- [Written problem]: Restate every line of the material, word for word.

Stored data entries:
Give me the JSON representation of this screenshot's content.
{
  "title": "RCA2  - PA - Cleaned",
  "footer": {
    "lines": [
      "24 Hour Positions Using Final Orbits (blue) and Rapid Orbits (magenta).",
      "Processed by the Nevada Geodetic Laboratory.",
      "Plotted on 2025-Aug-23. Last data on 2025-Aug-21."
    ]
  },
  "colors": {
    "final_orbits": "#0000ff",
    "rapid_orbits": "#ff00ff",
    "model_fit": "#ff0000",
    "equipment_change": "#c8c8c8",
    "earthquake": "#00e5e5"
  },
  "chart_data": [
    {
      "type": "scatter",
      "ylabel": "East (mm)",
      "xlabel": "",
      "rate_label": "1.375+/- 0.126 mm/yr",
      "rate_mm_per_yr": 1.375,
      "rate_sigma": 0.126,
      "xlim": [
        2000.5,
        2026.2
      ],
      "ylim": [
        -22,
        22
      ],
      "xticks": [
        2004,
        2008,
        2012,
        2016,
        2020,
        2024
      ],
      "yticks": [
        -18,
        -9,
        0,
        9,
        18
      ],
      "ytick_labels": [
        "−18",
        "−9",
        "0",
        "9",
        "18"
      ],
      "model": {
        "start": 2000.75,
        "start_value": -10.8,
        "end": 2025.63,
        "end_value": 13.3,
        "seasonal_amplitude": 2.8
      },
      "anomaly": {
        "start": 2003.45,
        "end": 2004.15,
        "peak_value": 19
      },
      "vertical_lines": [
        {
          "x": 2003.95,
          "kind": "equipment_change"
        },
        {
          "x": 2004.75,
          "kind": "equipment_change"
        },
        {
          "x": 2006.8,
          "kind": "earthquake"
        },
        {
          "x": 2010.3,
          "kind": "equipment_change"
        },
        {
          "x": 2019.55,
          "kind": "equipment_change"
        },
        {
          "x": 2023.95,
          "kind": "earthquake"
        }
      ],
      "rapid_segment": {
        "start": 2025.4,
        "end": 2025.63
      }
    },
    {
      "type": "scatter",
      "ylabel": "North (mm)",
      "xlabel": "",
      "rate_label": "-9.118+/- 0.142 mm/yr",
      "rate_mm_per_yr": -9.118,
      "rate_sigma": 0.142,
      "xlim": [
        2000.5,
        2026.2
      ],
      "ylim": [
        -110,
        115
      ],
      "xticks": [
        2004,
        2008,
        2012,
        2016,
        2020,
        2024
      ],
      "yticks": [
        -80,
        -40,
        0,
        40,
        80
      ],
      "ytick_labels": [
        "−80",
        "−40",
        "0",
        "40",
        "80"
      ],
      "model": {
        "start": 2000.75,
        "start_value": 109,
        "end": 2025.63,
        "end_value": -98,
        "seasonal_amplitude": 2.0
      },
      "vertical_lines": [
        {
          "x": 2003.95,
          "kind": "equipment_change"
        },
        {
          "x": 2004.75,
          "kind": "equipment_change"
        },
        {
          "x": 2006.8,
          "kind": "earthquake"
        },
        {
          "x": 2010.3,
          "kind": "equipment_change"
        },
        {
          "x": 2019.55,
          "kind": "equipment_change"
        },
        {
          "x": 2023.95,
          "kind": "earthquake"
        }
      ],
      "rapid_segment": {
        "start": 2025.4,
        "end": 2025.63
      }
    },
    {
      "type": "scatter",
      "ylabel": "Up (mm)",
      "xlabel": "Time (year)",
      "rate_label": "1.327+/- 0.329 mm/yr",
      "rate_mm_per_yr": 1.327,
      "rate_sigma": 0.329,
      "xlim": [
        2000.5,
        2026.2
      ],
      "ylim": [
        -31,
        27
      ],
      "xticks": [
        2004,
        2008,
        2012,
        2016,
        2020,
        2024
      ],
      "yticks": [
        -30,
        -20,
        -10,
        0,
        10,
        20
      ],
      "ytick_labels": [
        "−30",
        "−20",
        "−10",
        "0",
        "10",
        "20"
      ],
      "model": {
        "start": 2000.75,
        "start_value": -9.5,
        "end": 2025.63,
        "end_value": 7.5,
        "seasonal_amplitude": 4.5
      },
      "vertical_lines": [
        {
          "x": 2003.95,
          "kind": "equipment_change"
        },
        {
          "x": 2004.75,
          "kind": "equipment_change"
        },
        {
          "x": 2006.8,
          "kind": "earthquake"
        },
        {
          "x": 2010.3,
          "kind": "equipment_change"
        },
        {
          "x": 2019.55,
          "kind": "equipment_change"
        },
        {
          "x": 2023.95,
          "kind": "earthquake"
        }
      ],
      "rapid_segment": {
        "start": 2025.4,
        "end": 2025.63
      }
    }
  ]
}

- [Written response]:
Give me the JSON representation of this screenshot's content.
{
  "title": "RCA2  - PA - Cleaned",
  "footer": {
    "lines": [
      "24 Hour Positions Using Final Orbits (blue) and Rapid Orbits (magenta).",
      "Processed by the Nevada Geodetic Laboratory.",
      "Plotted on 2025-Aug-23. Last data on 2025-Aug-21."
    ]
  },
  "colors": {
    "final_orbits": "#0000ff",
    "rapid_orbits": "#ff00ff",
    "model_fit": "#ff0000",
    "equipment_change": "#c8c8c8",
    "earthquake": "#00e5e5"
  },
  "chart_data": [
    {
      "type": "scatter",
      "ylabel": "East (mm)",
      "xlabel": "",
      "rate_label": "1.375+/- 0.126 mm/yr",
      "rate_mm_per_yr": 1.375,
      "rate_sigma": 0.126,
      "xlim": [
        2000.5,
        2026.2
      ],
      "ylim": [
        -22,
        22
      ],
      "xticks": [
        2004,
        2008,
        2012,
        2016,
        2020,
        2024
      ],
      "yticks": [
        -18,
        -9,
        0,
        9,
        18
      ],
      "ytick_labels": [
        "−18",
        "−9",
        "0",
        "9",
        "18"
      ],
      "model": {
        "start": 2000.75,
        "start_value": -10.8,
        "end": 2025.63,
        "end_value": 13.3,
        "seasonal_amplitude": 2.8
      },
      "anomaly": {
        "start": 2003.45,
        "end": 2004.15,
        "peak_value": 19
      },
      "vertical_lines": [
        {
          "x": 2003.95,
          "kind": "equipment_change"
        },
        {
          "x": 2004.75,
          "kind": "equipment_change"
        },
        {
          "x": 2006.8,
          "kind": "earthquake"
        },
        {
          "x": 2010.3,
          "kind": "equipment_change"
        },
        {
          "x": 2019.55,
          "kind": "equipment_change"
        },
        {
          "x": 2023.95,
          "kind": "earthquake"
        }
      ],
      "rapid_segment": {
        "start": 2025.4,
        "end": 2025.63
      }
    },
    {
      "type": "scatter",
      "ylabel": "North (mm)",
      "xlabel": "",
      "rate_label": "-9.118+/- 0.142 mm/yr",
      "rate_mm_per_yr": -9.118,
      "rate_sigma": 0.142,
      "xlim": [
        2000.5,
        2026.2
      ],
      "ylim": [
        -110,
        115
      ],
      "xticks": [
        2004,
        2008,
        2012,
        2016,
        2020,
        2024
      ],
      "yticks": [
        -80,
        -40,
        0,
        40,
        80
      ],
      "ytick_labels": [
        "−80",
        "−40",
        "0",
        "40",
        "80"
      ],
      "model": {
        "start": 2000.75,
        "start_value": 109,
        "end": 2025.63,
        "end_value": -98,
        "seasonal_amplitude": 2.0
      },
      "vertical_lines": [
        {
          "x": 2003.95,
          "kind": "equipment_change"
        },
        {
          "x": 2004.75,
          "kind": "equipment_change"
        },
        {
          "x": 2006.8,
          "kind": "earthquake"
        },
        {
          "x": 2010.3,
          "kind": "equipment_change"
        },
        {
          "x": 2019.55,
          "kind": "equipment_change"
        },
        {
          "x": 2023.95,
          "kind": "earthquake"
        }
      ],
      "rapid_segment": {
        "start": 2025.4,
        "end": 2025.63
      }
    },
    {
      "type": "scatter",
      "ylabel": "Up (mm)",
      "xlabel": "Time (year)",
      "rate_label": "1.327+/- 0.329 mm/yr",
      "rate_mm_per_yr": 1.327,
      "rate_sigma": 0.329,
      "xlim": [
        2000.5,
        2026.2
      ],
      "ylim": [
        -31,
        27
      ],
      "xticks": [
        2004,
        2008,
        2012,
        2016,
        2020,
        2024
      ],
      "yticks": [
        -30,
        -20,
        -10,
        0,
        10,
        20
      ],
      "ytick_labels": [
        "−30",
        "−20",
        "−10",
        "0",
        "10",
        "20"
      ],
      "model": {
        "start": 2000.75,
        "start_value": -9.5,
        "end": 2025.63,
        "end_value": 7.5,
        "seasonal_amplitude": 4.5
      },
      "vertical_lines": [
        {
          "x": 2003.95,
          "kind": "equipment_change"
        },
        {
          "x": 2004.75,
          "kind": "equipment_change"
        },
        {
          "x": 2006.8,
          "kind": "earthquake"
        },
        {
          "x": 2010.3,
          "kind": "equipment_change"
        },
        {
          "x": 2019.55,
          "kind": "equipment_change"
        },
        {
          "x": 2023.95,
          "kind": "earthquake"
        }
      ],
      "rapid_segment": {
        "start": 2025.4,
        "end": 2025.63
      }
    }
  ]
}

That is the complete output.